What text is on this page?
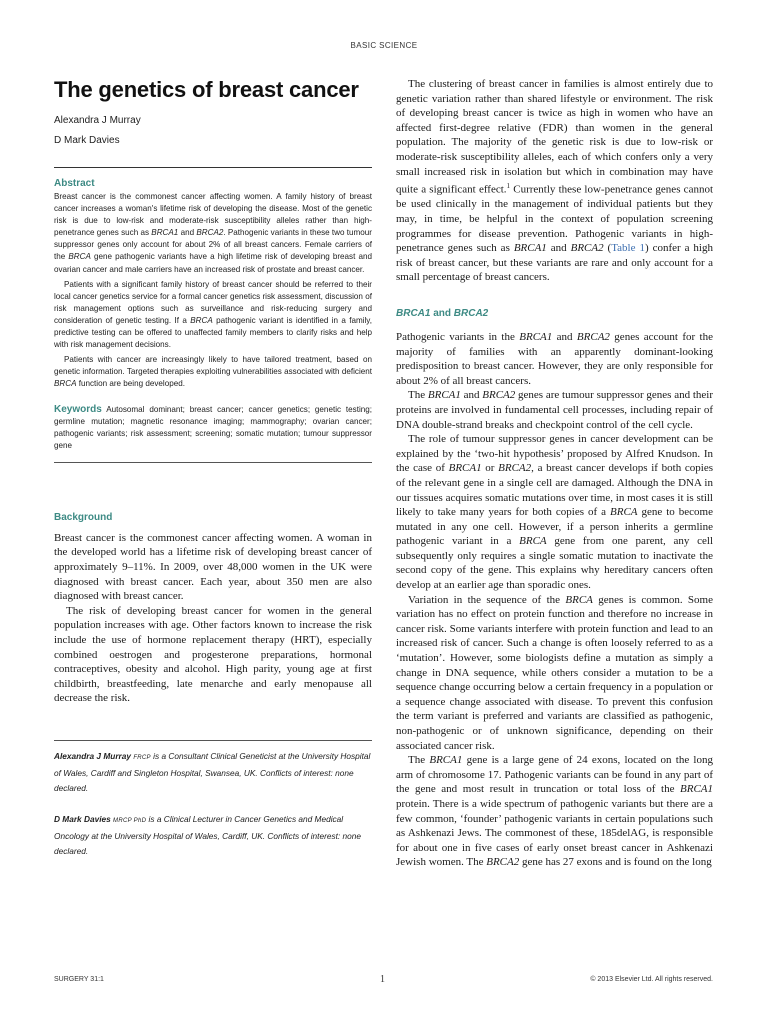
BASIC SCIENCE
The genetics of breast cancer
Alexandra J Murray
D Mark Davies
Abstract

Breast cancer is the commonest cancer affecting women. A family history of breast cancer increases a woman's lifetime risk of developing the disease. Most of the genetic risk is due to low-risk and moderate-risk susceptibility alleles rather than high-penetrance genes such as BRCA1 and BRCA2. Pathogenic variants in these two tumour suppressor genes only account for about 2% of all breast cancers. Female carriers of the BRCA gene pathogenic variants have a high lifetime risk of developing breast and ovarian cancer and male carriers have an increased risk of prostate and breast cancer.

Patients with a significant family history of breast cancer should be referred to their local cancer genetics service for a formal cancer genetics risk assessment, discussion of risk management options such as surveillance and risk-reducing surgery and consideration of genetic testing. If a BRCA pathogenic variant is identified in a family, predictive testing can be offered to unaffected family members to clarify risks and help with risk management decisions.

Patients with cancer are increasingly likely to have tailored treatment, based on genetic information. Targeted therapies exploiting vulnerabilities associated with deficient BRCA function are being developed.

Keywords Autosomal dominant; breast cancer; cancer genetics; genetic testing; germline mutation; magnetic resonance imaging; mammography; ovarian cancer; pathogenic variants; risk assessment; screening; somatic mutation; tumour suppressor gene

Background

Breast cancer is the commonest cancer affecting women. A woman in the developed world has a lifetime risk of developing breast cancer of approximately 9–11%. In 2009, over 48,000 women in the UK were diagnosed with breast cancer. Each year, about 350 men are also diagnosed with breast cancer.

The risk of developing breast cancer for women in the general population increases with age. Other factors known to increase the risk include the use of hormone replacement therapy (HRT), especially combined oestrogen and progesterone preparations, hormonal contraceptives, obesity and alcohol. High parity, young age at first childbirth, breastfeeding, late menarche and early menopause all decrease the risk.

Alexandra J Murray FRCP is a Consultant Clinical Geneticist at the University Hospital of Wales, Cardiff and Singleton Hospital, Swansea, UK. Conflicts of interest: none declared.

D Mark Davies MRCP PhD is a Clinical Lecturer in Cancer Genetics and Medical Oncology at the University Hospital of Wales, Cardiff, UK. Conflicts of interest: none declared.

The clustering of breast cancer in families is almost entirely due to genetic variation rather than shared lifestyle or environment. The risk of developing breast cancer is twice as high in women who have an affected first-degree relative (FDR) than women in the general population. The majority of the genetic risk is due to low-risk or moderate-risk susceptibility alleles, each of which confers only a very small increased risk in isolation but which in combination may have quite a significant effect.$^1$ Currently these low-penetrance genes cannot be used clinically in the management of individual patients but they may, in time, be helpful in the context of population screening programmes for disease prevention. Pathogenic variants in high-penetrance genes such as BRCA1 and BRCA2 (Table 1) confer a high risk of breast cancer, but these variants are rare and only account for a small percentage of breast cancers.

BRCA1 and BRCA2

Pathogenic variants in the BRCA1 and BRCA2 genes account for the majority of families with an apparently dominant-looking predisposition to breast cancer. However, they are only responsible for about 2% of all breast cancers.

The BRCA1 and BRCA2 genes are tumour suppressor genes and their proteins are involved in fundamental cell processes, including repair of DNA double-strand breaks and checkpoint control of the cell cycle.

The role of tumour suppressor genes in cancer development can be explained by the ‘two-hit hypothesis’ proposed by Alfred Knudson. In the case of BRCA1 or BRCA2, a breast cancer develops if both copies of the relevant gene in a single cell are damaged. Although the DNA in our tissues acquires somatic mutations over time, in most cases it is still likely to take many years for both copies of a BRCA gene to become mutated in any one cell. However, if a person inherits a germline pathogenic variant in a BRCA gene from one parent, any cell subsequently only requires a single somatic mutation to inactivate the second copy of the gene. This explains why hereditary cancers often develop at an earlier age than sporadic ones.

Variation in the sequence of the BRCA genes is common. Some variation has no effect on protein function and therefore no increase in cancer risk. Some variants interfere with protein function and lead to an increased risk of cancer. Such a change is often loosely referred to as a ‘mutation’. However, some biologists define a mutation as simply a change in DNA sequence, while others consider a mutation to be a sequence change occurring below a certain frequency in a population or a sequence change associated with disease. To prevent this confusion the term variant is preferred and variants are classified as pathogenic, non-pathogenic or of unknown significance, depending on their associated cancer risk.

The BRCA1 gene is a large gene of 24 exons, located on the long arm of chromosome 17. Pathogenic variants can be found in any part of the gene and most result in truncation or total loss of the BRCA1 protein. There is a wide spectrum of pathogenic variants but there are a few common, ‘founder’ pathogenic variants in certain populations such as Ashkenazi Jews. The commonest of these, 185delAG, is responsible for about one in five cases of early onset breast cancer in Ashkenazi Jewish women. The BRCA2 gene has 27 exons and is found on the long

SURGERY 31:1	1	© 2013 Elsevier Ltd. All rights reserved.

* * *

What to produce >> Please give the number of lines in the listing that include "family", with nothing else.

Output of the task >> 2